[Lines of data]
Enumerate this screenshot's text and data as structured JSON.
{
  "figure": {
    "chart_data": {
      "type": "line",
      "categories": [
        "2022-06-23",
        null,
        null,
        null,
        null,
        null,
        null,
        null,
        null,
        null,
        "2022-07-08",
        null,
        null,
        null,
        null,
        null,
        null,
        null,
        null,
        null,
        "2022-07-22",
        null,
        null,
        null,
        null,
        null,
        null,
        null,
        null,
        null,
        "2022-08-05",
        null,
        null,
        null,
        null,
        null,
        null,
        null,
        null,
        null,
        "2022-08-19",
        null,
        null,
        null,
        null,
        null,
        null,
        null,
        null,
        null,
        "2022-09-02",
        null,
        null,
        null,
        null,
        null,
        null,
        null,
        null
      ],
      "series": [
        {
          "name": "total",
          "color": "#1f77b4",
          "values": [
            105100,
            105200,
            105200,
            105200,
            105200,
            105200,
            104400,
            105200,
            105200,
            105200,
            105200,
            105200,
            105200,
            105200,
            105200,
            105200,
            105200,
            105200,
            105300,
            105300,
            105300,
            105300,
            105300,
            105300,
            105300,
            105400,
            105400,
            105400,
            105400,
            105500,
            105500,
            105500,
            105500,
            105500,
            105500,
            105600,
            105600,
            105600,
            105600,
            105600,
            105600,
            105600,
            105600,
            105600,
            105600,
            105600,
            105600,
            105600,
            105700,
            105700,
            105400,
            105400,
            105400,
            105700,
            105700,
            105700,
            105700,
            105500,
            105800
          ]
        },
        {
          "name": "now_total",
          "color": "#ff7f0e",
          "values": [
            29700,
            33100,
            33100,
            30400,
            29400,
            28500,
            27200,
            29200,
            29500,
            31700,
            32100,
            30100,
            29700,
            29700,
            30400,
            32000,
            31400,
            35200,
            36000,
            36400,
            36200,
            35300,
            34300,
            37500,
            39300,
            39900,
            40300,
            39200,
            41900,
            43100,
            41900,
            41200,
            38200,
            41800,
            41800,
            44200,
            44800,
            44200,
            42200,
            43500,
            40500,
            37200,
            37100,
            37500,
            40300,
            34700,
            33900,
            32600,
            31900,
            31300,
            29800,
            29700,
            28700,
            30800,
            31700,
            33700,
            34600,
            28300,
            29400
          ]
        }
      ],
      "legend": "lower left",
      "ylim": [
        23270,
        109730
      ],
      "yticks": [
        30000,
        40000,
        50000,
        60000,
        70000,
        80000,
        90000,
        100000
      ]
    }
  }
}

*EXERCISE:*
The records above should all be quoted exactly, please.

*EXERCISE OUTPUT:*
Enumerate this screenshot's text and data as structured JSON.
{
  "figure": {
    "chart_data": {
      "type": "line",
      "categories": [
        "2022-06-23",
        null,
        null,
        null,
        null,
        null,
        null,
        null,
        null,
        null,
        "2022-07-08",
        null,
        null,
        null,
        null,
        null,
        null,
        null,
        null,
        null,
        "2022-07-22",
        null,
        null,
        null,
        null,
        null,
        null,
        null,
        null,
        null,
        "2022-08-05",
        null,
        null,
        null,
        null,
        null,
        null,
        null,
        null,
        null,
        "2022-08-19",
        null,
        null,
        null,
        null,
        null,
        null,
        null,
        null,
        null,
        "2022-09-02",
        null,
        null,
        null,
        null,
        null,
        null,
        null,
        null
      ],
      "series": [
        {
          "name": "total",
          "color": "#1f77b4",
          "values": [
            105100,
            105200,
            105200,
            105200,
            105200,
            105200,
            104400,
            105200,
            105200,
            105200,
            105200,
            105200,
            105200,
            105200,
            105200,
            105200,
            105200,
            105200,
            105300,
            105300,
            105300,
            105300,
            105300,
            105300,
            105300,
            105400,
            105400,
            105400,
            105400,
            105500,
            105500,
            105500,
            105500,
            105500,
            105500,
            105600,
            105600,
            105600,
            105600,
            105600,
            105600,
            105600,
            105600,
            105600,
            105600,
            105600,
            105600,
            105600,
            105700,
            105700,
            105400,
            105400,
            105400,
            105700,
            105700,
            105700,
            105700,
            105500,
            105800
          ]
        },
        {
          "name": "now_total",
          "color": "#ff7f0e",
          "values": [
            29700,
            33100,
            33100,
            30400,
            29400,
            28500,
            27200,
            29200,
            29500,
            31700,
            32100,
            30100,
            29700,
            29700,
            30400,
            32000,
            31400,
            35200,
            36000,
            36400,
            36200,
            35300,
            34300,
            37500,
            39300,
            39900,
            40300,
            39200,
            41900,
            43100,
            41900,
            41200,
            38200,
            41800,
            41800,
            44200,
            44800,
            44200,
            42200,
            43500,
            40500,
            37200,
            37100,
            37500,
            40300,
            34700,
            33900,
            32600,
            31900,
            31300,
            29800,
            29700,
            28700,
            30800,
            31700,
            33700,
            34600,
            28300,
            29400
          ]
        }
      ],
      "legend": "lower left",
      "ylim": [
        23270,
        109730
      ],
      "yticks": [
        30000,
        40000,
        50000,
        60000,
        70000,
        80000,
        90000,
        100000
      ]
    }
  }
}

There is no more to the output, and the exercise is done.